**Task requirements:** Copy out every record below exactly as written, but leave out any pictures.
━━━
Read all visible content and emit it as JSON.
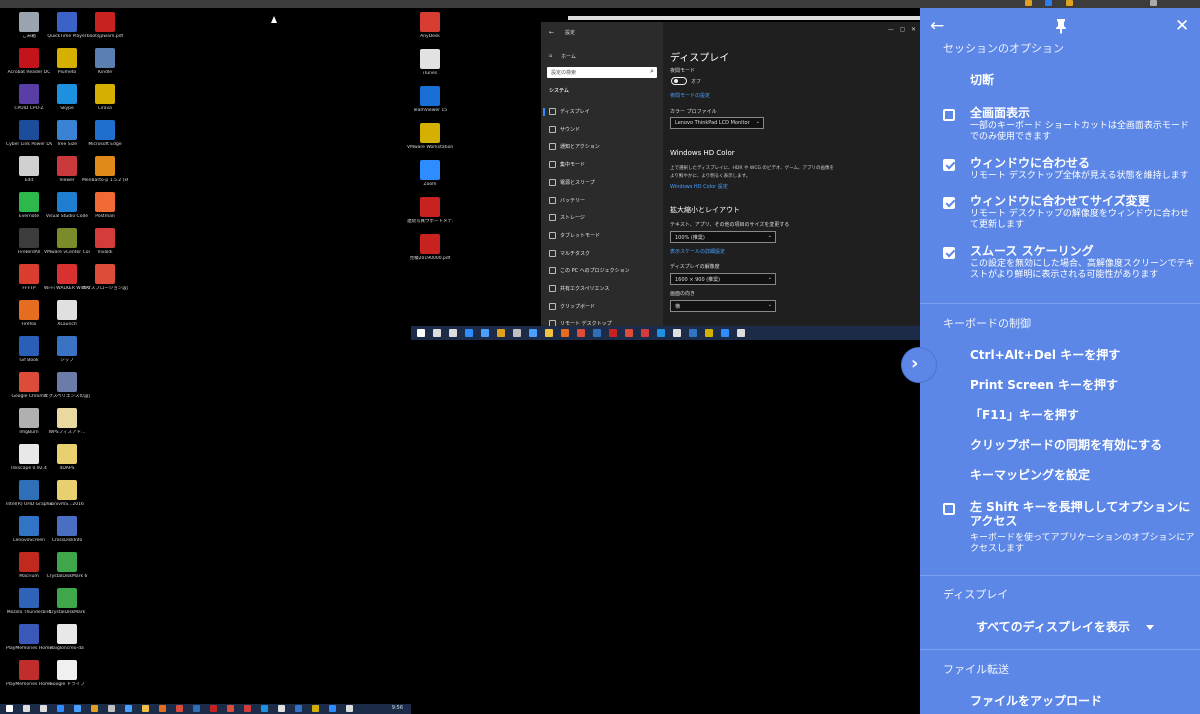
{
  "desktop": {
    "icons_col1": [
      {
        "label": "ごみ箱",
        "color": "#9aa4b0"
      },
      {
        "label": "Acrobat Reader DC",
        "color": "#c4141b"
      },
      {
        "label": "CPUID CPU-Z",
        "color": "#5a3ea8"
      },
      {
        "label": "Cyber Link Power DVD 19",
        "color": "#1b4d9c"
      },
      {
        "label": "Edit",
        "color": "#d0d0d0"
      },
      {
        "label": "Evernote",
        "color": "#2db84b"
      },
      {
        "label": "FireBirdAll",
        "color": "#3c3c3c"
      },
      {
        "label": "FFFTP",
        "color": "#d93d2d"
      },
      {
        "label": "Firefox",
        "color": "#e66c1f"
      },
      {
        "label": "Gif Book",
        "color": "#2a5fb8"
      },
      {
        "label": "Google Chrome",
        "color": "#dd4b39"
      },
      {
        "label": "ImgBurn",
        "color": "#b0b0b0"
      },
      {
        "label": "Inkscape 0.92.4",
        "color": "#e8e8e8"
      },
      {
        "label": "Intel(R) UHD Graphics Contr...",
        "color": "#2f6fb7"
      },
      {
        "label": "LenovoScreen",
        "color": "#3173c4"
      },
      {
        "label": "Macrium",
        "color": "#c2291e"
      },
      {
        "label": "Mozilla Thunderbird",
        "color": "#2f63b8"
      },
      {
        "label": "PlayMemories Home ヘルプ",
        "color": "#3a58b8"
      },
      {
        "label": "PlayMemories Home",
        "color": "#bf2d2d"
      }
    ],
    "icons_col2": [
      {
        "label": "QuickTime Player",
        "color": "#3b62c7"
      },
      {
        "label": "Plumeto",
        "color": "#d6b000"
      },
      {
        "label": "Skype",
        "color": "#1e90e0"
      },
      {
        "label": "Tree Size",
        "color": "#3a82d4"
      },
      {
        "label": "Viewer",
        "color": "#c9393b"
      },
      {
        "label": "Visual Studio Code",
        "color": "#1f7ecf"
      },
      {
        "label": "VMware vCenter Converter Stan...",
        "color": "#7a8c2a"
      },
      {
        "label": "Wi-Fi WALKER WiMAX 7+ setti...",
        "color": "#d93030"
      },
      {
        "label": "XLaunch",
        "color": "#e0e0e0"
      },
      {
        "label": "シップ",
        "color": "#3a72c4"
      },
      {
        "label": "エクスペリエンスの設定ツール",
        "color": "#6b7ca8"
      },
      {
        "label": "WPSフィスアド...",
        "color": "#e9d9a0"
      },
      {
        "label": "4DAPS",
        "color": "#e8d070"
      },
      {
        "label": "ionivmS...2016",
        "color": "#e8d070"
      },
      {
        "label": "CrossDiskInfo",
        "color": "#4a6fc2"
      },
      {
        "label": "CrystalDiskMark 6",
        "color": "#3fa64a"
      },
      {
        "label": "CrystalDiskMark",
        "color": "#3fa64a"
      },
      {
        "label": "daigloncreo-da",
        "color": "#e8e8e8"
      },
      {
        "label": "Google ドライブ",
        "color": "#f0f0f0"
      }
    ],
    "icons_col3": [
      {
        "label": "bootsjpwarn.pdf",
        "color": "#c7221f"
      },
      {
        "label": "Kindle",
        "color": "#5b7fb0"
      },
      {
        "label": "Lirava",
        "color": "#d6b000"
      },
      {
        "label": "Microsoft Edge",
        "color": "#1f6fce"
      },
      {
        "label": "MenBarto-p 1.5.2 (x64)",
        "color": "#e08a1a"
      },
      {
        "label": "Postman",
        "color": "#f06a35"
      },
      {
        "label": "Vivaldi",
        "color": "#d43c3c"
      },
      {
        "label": "エクスプロージョン設定パージ",
        "color": "#dd4b39"
      }
    ],
    "icons_col4": [
      {
        "label": "AnyDesk",
        "color": "#d63c2f"
      },
      {
        "label": "iTunes",
        "color": "#e2e2e2"
      },
      {
        "label": "TeamViewer 15",
        "color": "#1a6fd6"
      },
      {
        "label": "VMware Workstation...",
        "color": "#d6b000"
      },
      {
        "label": "Zoom",
        "color": "#2d8cff"
      },
      {
        "label": "連続写真ウポートメテルの記用の手引...",
        "color": "#c7221f"
      },
      {
        "label": "見積20190000.pdf",
        "color": "#c7221f"
      }
    ]
  },
  "settings_window": {
    "title": "設定",
    "home": "ホーム",
    "search_placeholder": "設定の検索",
    "group": "システム",
    "nav_items": [
      "ディスプレイ",
      "サウンド",
      "通知とアクション",
      "集中モード",
      "電源とスリープ",
      "バッテリー",
      "ストレージ",
      "タブレットモード",
      "マルチタスク",
      "この PC へのプロジェクション",
      "共有エクスペリエンス",
      "クリップボード",
      "リモート デスクトップ"
    ],
    "page_title": "ディスプレイ",
    "night_mode": "夜間モード",
    "night_mode_state": "オフ",
    "night_link": "夜間モードの設定",
    "color_profile": "カラー プロファイル",
    "color_profile_value": "Lenovo ThinkPad LCD Monitor",
    "hd_color": "Windows HD Color",
    "hd_text_1": "上で選択したディスプレイに、HDR や WCG のビデオ、ゲーム、アプリの画像を",
    "hd_text_2": "より鮮やかに、より明るく表示します。",
    "hd_link": "Windows HD Color 設定",
    "scale_title": "拡大縮小とレイアウト",
    "scale_label": "テキスト、アプリ、その他の項目のサイズを変更する",
    "scale_value": "100% (推奨)",
    "scale_link": "表示スケールの詳細設定",
    "resolution_label": "ディスプレイの解像度",
    "resolution_value": "1600 × 900 (推奨)",
    "orientation_label": "画面の向き",
    "orientation_value": "横"
  },
  "taskbar_time": "9:56",
  "panel": {
    "back_icon": "←",
    "pin_icon": "pin-icon",
    "close_icon": "✕",
    "session_header": "セッションのオプション",
    "disconnect": "切断",
    "options": [
      {
        "title": "全画面表示",
        "desc": "一部のキーボード ショートカットは全画面表示モードでのみ使用できます",
        "checked": false
      },
      {
        "title": "ウィンドウに合わせる",
        "desc": "リモート デスクトップ全体が見える状態を維持します",
        "checked": true
      },
      {
        "title": "ウィンドウに合わせてサイズ変更",
        "desc": "リモート デスクトップの解像度をウィンドウに合わせて更新します",
        "checked": true
      },
      {
        "title": "スムース スケーリング",
        "desc": "この設定を無効にした場合、高解像度スクリーンでテキストがより鮮明に表示される可能性があります",
        "checked": true
      }
    ],
    "keyboard_header": "キーボードの制御",
    "keyboard_actions": [
      "Ctrl+Alt+Del キーを押す",
      "Print Screen キーを押す",
      "「F11」キーを押す",
      "クリップボードの同期を有効にする",
      "キーマッピングを設定"
    ],
    "shift_option": {
      "title": "左 Shift キーを長押ししてオプションにアクセス",
      "desc": "キーボードを使ってアプリケーションのオプションにアクセスします",
      "checked": false
    },
    "display_header": "ディスプレイ",
    "display_select": "すべてのディスプレイを表示",
    "file_header": "ファイル転送",
    "upload": "ファイルをアップロード",
    "tab_icon": "›"
  }
}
━━━
**Solution:**
Read all visible content and emit it as JSON.
{
  "desktop": {
    "icons_col1": [
      {
        "label": "ごみ箱",
        "color": "#9aa4b0"
      },
      {
        "label": "Acrobat Reader DC",
        "color": "#c4141b"
      },
      {
        "label": "CPUID CPU-Z",
        "color": "#5a3ea8"
      },
      {
        "label": "Cyber Link Power DVD 19",
        "color": "#1b4d9c"
      },
      {
        "label": "Edit",
        "color": "#d0d0d0"
      },
      {
        "label": "Evernote",
        "color": "#2db84b"
      },
      {
        "label": "FireBirdAll",
        "color": "#3c3c3c"
      },
      {
        "label": "FFFTP",
        "color": "#d93d2d"
      },
      {
        "label": "Firefox",
        "color": "#e66c1f"
      },
      {
        "label": "Gif Book",
        "color": "#2a5fb8"
      },
      {
        "label": "Google Chrome",
        "color": "#dd4b39"
      },
      {
        "label": "ImgBurn",
        "color": "#b0b0b0"
      },
      {
        "label": "Inkscape 0.92.4",
        "color": "#e8e8e8"
      },
      {
        "label": "Intel(R) UHD Graphics Contr...",
        "color": "#2f6fb7"
      },
      {
        "label": "LenovoScreen",
        "color": "#3173c4"
      },
      {
        "label": "Macrium",
        "color": "#c2291e"
      },
      {
        "label": "Mozilla Thunderbird",
        "color": "#2f63b8"
      },
      {
        "label": "PlayMemories Home ヘルプ",
        "color": "#3a58b8"
      },
      {
        "label": "PlayMemories Home",
        "color": "#bf2d2d"
      }
    ],
    "icons_col2": [
      {
        "label": "QuickTime Player",
        "color": "#3b62c7"
      },
      {
        "label": "Plumeto",
        "color": "#d6b000"
      },
      {
        "label": "Skype",
        "color": "#1e90e0"
      },
      {
        "label": "Tree Size",
        "color": "#3a82d4"
      },
      {
        "label": "Viewer",
        "color": "#c9393b"
      },
      {
        "label": "Visual Studio Code",
        "color": "#1f7ecf"
      },
      {
        "label": "VMware vCenter Converter Stan...",
        "color": "#7a8c2a"
      },
      {
        "label": "Wi-Fi WALKER WiMAX 7+ setti...",
        "color": "#d93030"
      },
      {
        "label": "XLaunch",
        "color": "#e0e0e0"
      },
      {
        "label": "シップ",
        "color": "#3a72c4"
      },
      {
        "label": "エクスペリエンスの設定ツール",
        "color": "#6b7ca8"
      },
      {
        "label": "WPSフィスアド...",
        "color": "#e9d9a0"
      },
      {
        "label": "4DAPS",
        "color": "#e8d070"
      },
      {
        "label": "ionivmS...2016",
        "color": "#e8d070"
      },
      {
        "label": "CrossDiskInfo",
        "color": "#4a6fc2"
      },
      {
        "label": "CrystalDiskMark 6",
        "color": "#3fa64a"
      },
      {
        "label": "CrystalDiskMark",
        "color": "#3fa64a"
      },
      {
        "label": "daigloncreo-da",
        "color": "#e8e8e8"
      },
      {
        "label": "Google ドライブ",
        "color": "#f0f0f0"
      }
    ],
    "icons_col3": [
      {
        "label": "bootsjpwarn.pdf",
        "color": "#c7221f"
      },
      {
        "label": "Kindle",
        "color": "#5b7fb0"
      },
      {
        "label": "Lirava",
        "color": "#d6b000"
      },
      {
        "label": "Microsoft Edge",
        "color": "#1f6fce"
      },
      {
        "label": "MenBarto-p 1.5.2 (x64)",
        "color": "#e08a1a"
      },
      {
        "label": "Postman",
        "color": "#f06a35"
      },
      {
        "label": "Vivaldi",
        "color": "#d43c3c"
      },
      {
        "label": "エクスプロージョン設定パージ",
        "color": "#dd4b39"
      }
    ],
    "icons_col4": [
      {
        "label": "AnyDesk",
        "color": "#d63c2f"
      },
      {
        "label": "iTunes",
        "color": "#e2e2e2"
      },
      {
        "label": "TeamViewer 15",
        "color": "#1a6fd6"
      },
      {
        "label": "VMware Workstation...",
        "color": "#d6b000"
      },
      {
        "label": "Zoom",
        "color": "#2d8cff"
      },
      {
        "label": "連続写真ウポートメテルの記用の手引...",
        "color": "#c7221f"
      },
      {
        "label": "見積20190000.pdf",
        "color": "#c7221f"
      }
    ]
  },
  "settings_window": {
    "title": "設定",
    "home": "ホーム",
    "search_placeholder": "設定の検索",
    "group": "システム",
    "nav_items": [
      "ディスプレイ",
      "サウンド",
      "通知とアクション",
      "集中モード",
      "電源とスリープ",
      "バッテリー",
      "ストレージ",
      "タブレットモード",
      "マルチタスク",
      "この PC へのプロジェクション",
      "共有エクスペリエンス",
      "クリップボード",
      "リモート デスクトップ"
    ],
    "page_title": "ディスプレイ",
    "night_mode": "夜間モード",
    "night_mode_state": "オフ",
    "night_link": "夜間モードの設定",
    "color_profile": "カラー プロファイル",
    "color_profile_value": "Lenovo ThinkPad LCD Monitor",
    "hd_color": "Windows HD Color",
    "hd_text_1": "上で選択したディスプレイに、HDR や WCG のビデオ、ゲーム、アプリの画像を",
    "hd_text_2": "より鮮やかに、より明るく表示します。",
    "hd_link": "Windows HD Color 設定",
    "scale_title": "拡大縮小とレイアウト",
    "scale_label": "テキスト、アプリ、その他の項目のサイズを変更する",
    "scale_value": "100% (推奨)",
    "scale_link": "表示スケールの詳細設定",
    "resolution_label": "ディスプレイの解像度",
    "resolution_value": "1600 × 900 (推奨)",
    "orientation_label": "画面の向き",
    "orientation_value": "横"
  },
  "taskbar_time": "9:56",
  "panel": {
    "back_icon": "←",
    "pin_icon": "pin-icon",
    "close_icon": "✕",
    "session_header": "セッションのオプション",
    "disconnect": "切断",
    "options": [
      {
        "title": "全画面表示",
        "desc": "一部のキーボード ショートカットは全画面表示モードでのみ使用できます",
        "checked": false
      },
      {
        "title": "ウィンドウに合わせる",
        "desc": "リモート デスクトップ全体が見える状態を維持します",
        "checked": true
      },
      {
        "title": "ウィンドウに合わせてサイズ変更",
        "desc": "リモート デスクトップの解像度をウィンドウに合わせて更新します",
        "checked": true
      },
      {
        "title": "スムース スケーリング",
        "desc": "この設定を無効にした場合、高解像度スクリーンでテキストがより鮮明に表示される可能性があります",
        "checked": true
      }
    ],
    "keyboard_header": "キーボードの制御",
    "keyboard_actions": [
      "Ctrl+Alt+Del キーを押す",
      "Print Screen キーを押す",
      "「F11」キーを押す",
      "クリップボードの同期を有効にする",
      "キーマッピングを設定"
    ],
    "shift_option": {
      "title": "左 Shift キーを長押ししてオプションにアクセス",
      "desc": "キーボードを使ってアプリケーションのオプションにアクセスします",
      "checked": false
    },
    "display_header": "ディスプレイ",
    "display_select": "すべてのディスプレイを表示",
    "file_header": "ファイル転送",
    "upload": "ファイルをアップロード",
    "tab_icon": "›"
  }
}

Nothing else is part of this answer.